| Texte |
Les Cuistots migrateurs font cuisiner les réfugiés

Article de La Croix, 31/01/2017

janvier 2017

La vidéo : 2min52

Ils œuvrent pour l’insertion des réfugiés. Fondée par deux jeunes entrepreneurs en quête de sens, cette entreprise solidaire emploie des réfugiés qui confectionnent des plats du monde entier pour des entreprises, des collectivités locales ou des associations.

Pas facile de fixer un rendez-vous avec Louis Jacquot et Sébastien Prunier. Les deux jeunes fondateurs des Cuistots migrateurs (29 ans tous les deux) ont du pain sur la planche et toujours une casserole sur le feu. Après une première carrière dans des start-up pour Louis et dans la finance internationale pour Sébastien, les deux entrepreneurs, sortis de l’ESC Rouen en 2011, ont lancé il y a un an l’entreprise sociale des Cuistots migrateurs, actuellement en pleine phase de structuration.

« Nous travaillons aujourd’hui avec cinq cuisiniers. C’est encore assez artisanal. Il m’arrive fréquemment de devoir prendre mon vélo pour aller à l’épicerie orientale du coin chercher un ingrédient qui manque ! », s’amuse Louis Jacquot, qui supervise en tablier blanc la production du jour : un cocktail syrien et tchétchène pour une quarantaine de personnes.

| Données fournies |
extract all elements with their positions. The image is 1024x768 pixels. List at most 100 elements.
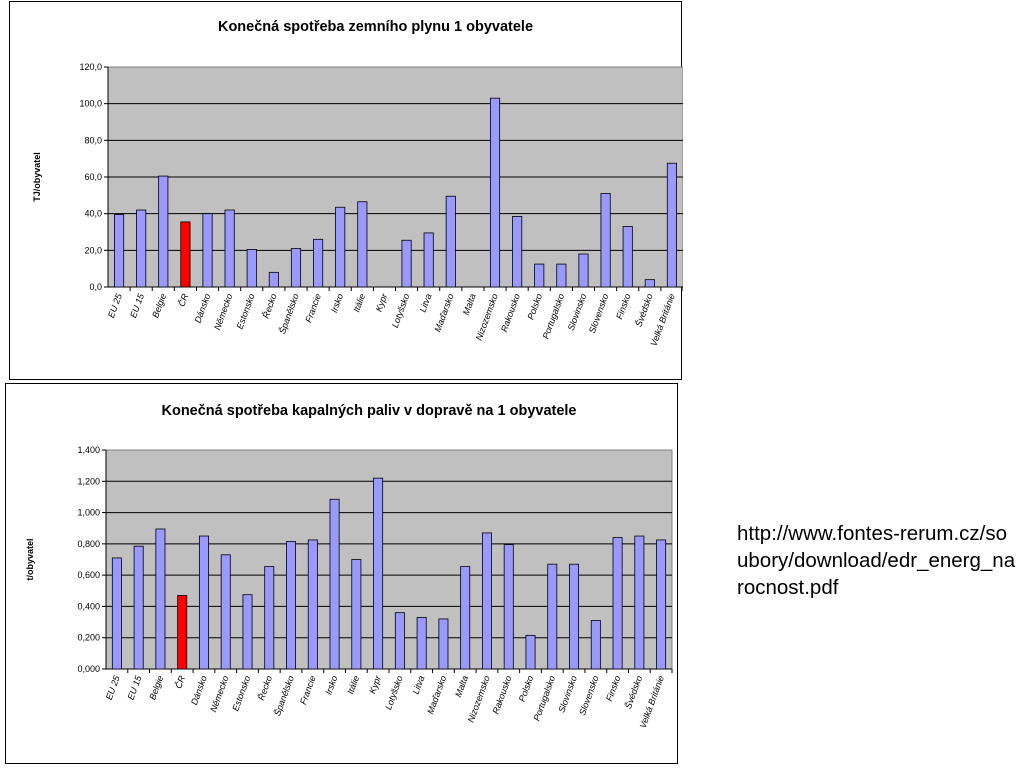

| Vos tâches |
a: Répondez à ces questions d'après l'article sur les Cuistots migrateurs :
(i) Pour quels types de clients les réfugiés préparent-ils leurs plats ?
(ii) Quel âge ont les deux fondateurs ?
(iii) Avec combien de cuisiniers l'entreprise travaille-t-elle aujourd'hui ?
b: Poursuivez l'article sur les Cuistots migrateurs à la suite de sa dernière phrase.

| Résultats par tâche |
a:
(i) Pour des entreprises, des collectivités locales et des associations.
(ii) Ils ont tous les deux 29 ans.
(iii) Avec cinq cuisiniers.

b:
Bruit du mixeur et odeur d’herbes aromatiques

Les cuisiniers engagés sont tous des réfugiés. Ils viennent de Syrie pour deux d’entre eux, de Tchétchénie, d’Iran et d’Éthiopie. Tous n’ont pas forcément des années de cuisine derrière eux, mais ils sont « très motivés et très compétents », estime Louis Jacquot. Et, surtout, ils sont riches de leurs cultures culinaires respectives.

Dans la cuisine des Cuistots, le bruit de la friteuse et du mixer couvre la musique d’ambiance. L’odeur des poivrons rouges rôtis tout juste sortis du four et des herbes aromatiques embaume la pièce. Équipée de gants blancs et d’un tablier frappé du logo de la jeune structure, Hasnaa mixe des poivrons rouges qu’elle assaisonne de citron, d’herbes et d’huile d’olive pour composer l’une des entrées syriennes qui sera servie dans quelques heures.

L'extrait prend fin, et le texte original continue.